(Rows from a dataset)
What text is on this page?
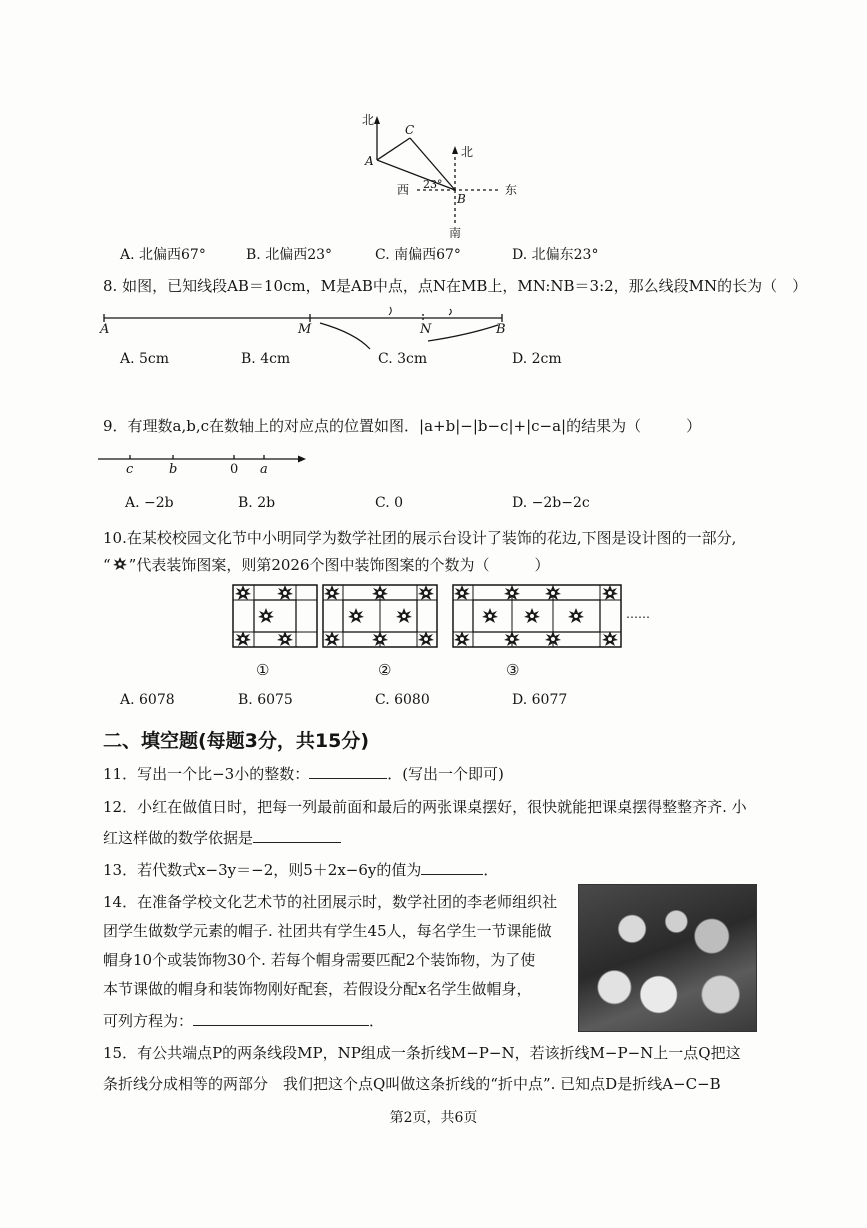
北
北
南
西	东
23°
A
C
B
A. 北偏西67°	B. 北偏西23°	C. 南偏西67°	D. 北偏东23°
8. 如图，已知线段AB＝10cm，M是AB中点，点N在MB上，MN:NB＝3:2，那么线段MN的长为（　）
A	M	N	B
A. 5cm	B. 4cm	C. 3cm	D. 2cm
9．有理数a,b,c在数轴上的对应点的位置如图．|a+b|−|b−c|+|c−a|的结果为（　　　）
c	b	0 a
A. −2b	B. 2b	C. 0	D. −2b−2c
10.在某校校园文化节中小明同学为数学社团的展示台设计了装饰的花边,下图是设计图的一部分,
“ ”代表装饰图案，则第2026个图中装饰图案的个数为（　　　）
……
①	②	③
A. 6078	B. 6075	C. 6080	D. 6077
二、填空题(每题3分，共15分)
11．写出一个比−3小的整数：	．(写出一个即可)
12．小红在做值日时，把每一列最前面和最后的两张课桌摆好，很快就能把课桌摆得整整齐齐. 小
红这样做的数学依据是
13．若代数式x−3y＝−2，则5＋2x−6y的值为	．
14．在准备学校文化艺术节的社团展示时，数学社团的李老师组织社
团学生做数学元素的帽子. 社团共有学生45人，每名学生一节课能做
帽身10个或装饰物30个. 若每个帽身需要匹配2个装饰物，为了使
本节课做的帽身和装饰物刚好配套，若假设分配x名学生做帽身，
可列方程为：	．
15．有公共端点P的两条线段MP，NP组成一条折线M−P−N，若该折线M−P−N上一点Q把这
条折线分成相等的两部分　我们把这个点Q叫做这条折线的“折中点”. 已知点D是折线A−C−B
第2页，共6页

## [DO THIS]
Copy each line of the records precisely and drop any images they hold.

## [FULL ANSWER]
What text is on this page?
北
北
南
西	东
23°
A
C
B
A. 北偏西67°	B. 北偏西23°	C. 南偏西67°	D. 北偏东23°
8. 如图，已知线段AB＝10cm，M是AB中点，点N在MB上，MN:NB＝3:2，那么线段MN的长为（　）
A	M	N	B
A. 5cm	B. 4cm	C. 3cm	D. 2cm
9．有理数a,b,c在数轴上的对应点的位置如图．|a+b|−|b−c|+|c−a|的结果为（　　　）
c	b	0 a
A. −2b	B. 2b	C. 0	D. −2b−2c
10.在某校校园文化节中小明同学为数学社团的展示台设计了装饰的花边,下图是设计图的一部分,
“ ”代表装饰图案，则第2026个图中装饰图案的个数为（　　　）
……
①	②	③
A. 6078	B. 6075	C. 6080	D. 6077
二、填空题(每题3分，共15分)
11．写出一个比−3小的整数：	．(写出一个即可)
12．小红在做值日时，把每一列最前面和最后的两张课桌摆好，很快就能把课桌摆得整整齐齐. 小
红这样做的数学依据是
13．若代数式x−3y＝−2，则5＋2x−6y的值为	．
14．在准备学校文化艺术节的社团展示时，数学社团的李老师组织社
团学生做数学元素的帽子. 社团共有学生45人，每名学生一节课能做
帽身10个或装饰物30个. 若每个帽身需要匹配2个装饰物，为了使
本节课做的帽身和装饰物刚好配套，若假设分配x名学生做帽身，
可列方程为：	．
15．有公共端点P的两条线段MP，NP组成一条折线M−P−N，若该折线M−P−N上一点Q把这
条折线分成相等的两部分　我们把这个点Q叫做这条折线的“折中点”. 已知点D是折线A−C−B
第2页，共6页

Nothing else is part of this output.